(Layout coordinate data)
— START —
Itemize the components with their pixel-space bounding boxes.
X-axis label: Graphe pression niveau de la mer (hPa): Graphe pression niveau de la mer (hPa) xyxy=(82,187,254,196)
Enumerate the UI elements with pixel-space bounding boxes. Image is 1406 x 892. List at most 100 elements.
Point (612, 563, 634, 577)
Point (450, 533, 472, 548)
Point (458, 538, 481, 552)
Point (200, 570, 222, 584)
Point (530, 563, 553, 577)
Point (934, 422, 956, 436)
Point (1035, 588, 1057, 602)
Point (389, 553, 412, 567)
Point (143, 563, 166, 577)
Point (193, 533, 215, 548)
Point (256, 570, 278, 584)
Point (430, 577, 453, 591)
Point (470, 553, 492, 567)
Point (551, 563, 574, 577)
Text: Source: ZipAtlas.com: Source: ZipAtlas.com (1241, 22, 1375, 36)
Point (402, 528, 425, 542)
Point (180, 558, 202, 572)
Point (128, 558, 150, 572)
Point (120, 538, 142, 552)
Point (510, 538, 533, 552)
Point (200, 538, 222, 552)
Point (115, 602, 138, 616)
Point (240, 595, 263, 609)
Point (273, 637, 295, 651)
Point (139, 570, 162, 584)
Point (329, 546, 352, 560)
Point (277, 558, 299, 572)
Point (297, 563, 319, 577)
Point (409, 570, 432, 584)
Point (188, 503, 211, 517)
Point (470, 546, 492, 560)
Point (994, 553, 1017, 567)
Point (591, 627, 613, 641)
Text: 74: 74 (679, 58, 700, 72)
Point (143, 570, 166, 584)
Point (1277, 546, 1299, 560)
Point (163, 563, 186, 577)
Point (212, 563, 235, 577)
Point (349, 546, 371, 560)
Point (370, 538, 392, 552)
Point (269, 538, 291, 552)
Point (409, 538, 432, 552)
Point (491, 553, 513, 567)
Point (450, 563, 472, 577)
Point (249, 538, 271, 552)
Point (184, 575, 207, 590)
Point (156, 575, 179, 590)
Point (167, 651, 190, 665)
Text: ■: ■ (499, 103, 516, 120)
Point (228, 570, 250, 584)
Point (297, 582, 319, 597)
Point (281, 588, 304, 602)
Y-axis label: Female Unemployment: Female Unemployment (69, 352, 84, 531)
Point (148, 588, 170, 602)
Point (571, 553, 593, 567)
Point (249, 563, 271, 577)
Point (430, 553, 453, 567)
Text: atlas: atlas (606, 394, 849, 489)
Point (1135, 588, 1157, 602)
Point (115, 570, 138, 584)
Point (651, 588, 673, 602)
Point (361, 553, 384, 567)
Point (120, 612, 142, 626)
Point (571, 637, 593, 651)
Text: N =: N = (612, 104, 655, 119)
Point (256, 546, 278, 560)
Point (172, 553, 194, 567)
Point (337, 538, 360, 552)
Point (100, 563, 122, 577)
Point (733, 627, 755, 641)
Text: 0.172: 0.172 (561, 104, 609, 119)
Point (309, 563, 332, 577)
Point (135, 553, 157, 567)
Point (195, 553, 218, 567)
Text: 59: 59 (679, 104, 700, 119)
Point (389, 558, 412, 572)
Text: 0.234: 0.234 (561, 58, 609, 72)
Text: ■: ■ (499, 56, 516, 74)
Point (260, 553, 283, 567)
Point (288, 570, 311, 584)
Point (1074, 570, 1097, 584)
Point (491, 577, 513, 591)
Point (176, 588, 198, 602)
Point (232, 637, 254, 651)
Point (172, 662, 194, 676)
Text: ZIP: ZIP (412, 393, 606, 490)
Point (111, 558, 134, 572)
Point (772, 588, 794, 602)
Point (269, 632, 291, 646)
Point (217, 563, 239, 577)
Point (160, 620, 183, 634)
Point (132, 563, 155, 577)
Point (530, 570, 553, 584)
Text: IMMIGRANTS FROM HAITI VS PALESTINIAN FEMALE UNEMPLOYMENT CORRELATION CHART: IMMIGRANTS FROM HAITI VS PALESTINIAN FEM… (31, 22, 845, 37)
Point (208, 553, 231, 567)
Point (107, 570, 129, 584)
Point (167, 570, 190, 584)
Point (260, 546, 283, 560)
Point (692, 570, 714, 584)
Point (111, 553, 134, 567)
— END —
*Exercise objective*:
Can you arrange every row above as a JSON list of strings, with one string per line and blank lines left out?

*Exercise output*:
[
  "Itemize the components with their pixel-space bounding boxes.",
  "X-axis label: Graphe pression niveau de la mer (hPa): Graphe pression niveau de la mer (hPa) xyxy=(82,187,254,196)",
  "Enumerate the UI elements with pixel-space bounding boxes. Image is 1406 x 892. List at most 100 elements.",
  "Point (612, 563, 634, 577)",
  "Point (450, 533, 472, 548)",
  "Point (458, 538, 481, 552)",
  "Point (200, 570, 222, 584)",
  "Point (530, 563, 553, 577)",
  "Point (934, 422, 956, 436)",
  "Point (1035, 588, 1057, 602)",
  "Point (389, 553, 412, 567)",
  "Point (143, 563, 166, 577)",
  "Point (193, 533, 215, 548)",
  "Point (256, 570, 278, 584)",
  "Point (430, 577, 453, 591)",
  "Point (470, 553, 492, 567)",
  "Point (551, 563, 574, 577)",
  "Text: Source: ZipAtlas.com: Source: ZipAtlas.com (1241, 22, 1375, 36)",
  "Point (402, 528, 425, 542)",
  "Point (180, 558, 202, 572)",
  "Point (128, 558, 150, 572)",
  "Point (120, 538, 142, 552)",
  "Point (510, 538, 533, 552)",
  "Point (200, 538, 222, 552)",
  "Point (115, 602, 138, 616)",
  "Point (240, 595, 263, 609)",
  "Point (273, 637, 295, 651)",
  "Point (139, 570, 162, 584)",
  "Point (329, 546, 352, 560)",
  "Point (277, 558, 299, 572)",
  "Point (297, 563, 319, 577)",
  "Point (409, 570, 432, 584)",
  "Point (188, 503, 211, 517)",
  "Point (470, 546, 492, 560)",
  "Point (994, 553, 1017, 567)",
  "Point (591, 627, 613, 641)",
  "Text: 74: 74 (679, 58, 700, 72)",
  "Point (143, 570, 166, 584)",
  "Point (1277, 546, 1299, 560)",
  "Point (163, 563, 186, 577)",
  "Point (212, 563, 235, 577)",
  "Point (349, 546, 371, 560)",
  "Point (370, 538, 392, 552)",
  "Point (269, 538, 291, 552)",
  "Point (409, 538, 432, 552)",
  "Point (491, 553, 513, 567)",
  "Point (450, 563, 472, 577)",
  "Point (249, 538, 271, 552)",
  "Point (184, 575, 207, 590)",
  "Point (156, 575, 179, 590)",
  "Point (167, 651, 190, 665)",
  "Text: ■: ■ (499, 103, 516, 120)",
  "Point (228, 570, 250, 584)",
  "Point (297, 582, 319, 597)",
  "Point (281, 588, 304, 602)",
  "Y-axis label: Female Unemployment: Female Unemployment (69, 352, 84, 531)",
  "Point (148, 588, 170, 602)",
  "Point (571, 553, 593, 567)",
  "Point (249, 563, 271, 577)",
  "Point (430, 553, 453, 567)",
  "Text: atlas: atlas (606, 394, 849, 489)",
  "Point (1135, 588, 1157, 602)",
  "Point (115, 570, 138, 584)",
  "Point (651, 588, 673, 602)",
  "Point (361, 553, 384, 567)",
  "Point (120, 612, 142, 626)",
  "Point (571, 637, 593, 651)",
  "Text: N =: N = (612, 104, 655, 119)",
  "Point (256, 546, 278, 560)",
  "Point (172, 553, 194, 567)",
  "Point (337, 538, 360, 552)",
  "Point (100, 563, 122, 577)",
  "Point (733, 627, 755, 641)",
  "Text: 0.172: 0.172 (561, 104, 609, 119)",
  "Point (309, 563, 332, 577)",
  "Point (135, 553, 157, 567)",
  "Point (195, 553, 218, 567)",
  "Text: 59: 59 (679, 104, 700, 119)",
  "Point (389, 558, 412, 572)",
  "Text: 0.234: 0.234 (561, 58, 609, 72)",
  "Text: ■: ■ (499, 56, 516, 74)",
  "Point (260, 553, 283, 567)",
  "Point (288, 570, 311, 584)",
  "Point (1074, 570, 1097, 584)",
  "Point (491, 577, 513, 591)",
  "Point (176, 588, 198, 602)",
  "Point (232, 637, 254, 651)",
  "Point (172, 662, 194, 676)",
  "Text: ZIP: ZIP (412, 393, 606, 490)",
  "Point (111, 558, 134, 572)",
  "Point (772, 588, 794, 602)",
  "Point (269, 632, 291, 646)",
  "Point (217, 563, 239, 577)",
  "Point (160, 620, 183, 634)",
  "Point (132, 563, 155, 577)",
  "Point (530, 570, 553, 584)",
  "Text: IMMIGRANTS FROM HAITI VS PALESTINIAN FEMALE UNEMPLOYMENT CORRELATION CHART: IMMIGRANTS FROM HAITI VS PALESTINIAN FEM… (31, 22, 845, 37)",
  "Point (208, 553, 231, 567)",
  "Point (107, 570, 129, 584)",
  "Point (167, 570, 190, 584)",
  "Point (260, 546, 283, 560)",
  "Point (692, 570, 714, 584)",
  "Point (111, 553, 134, 567)"
]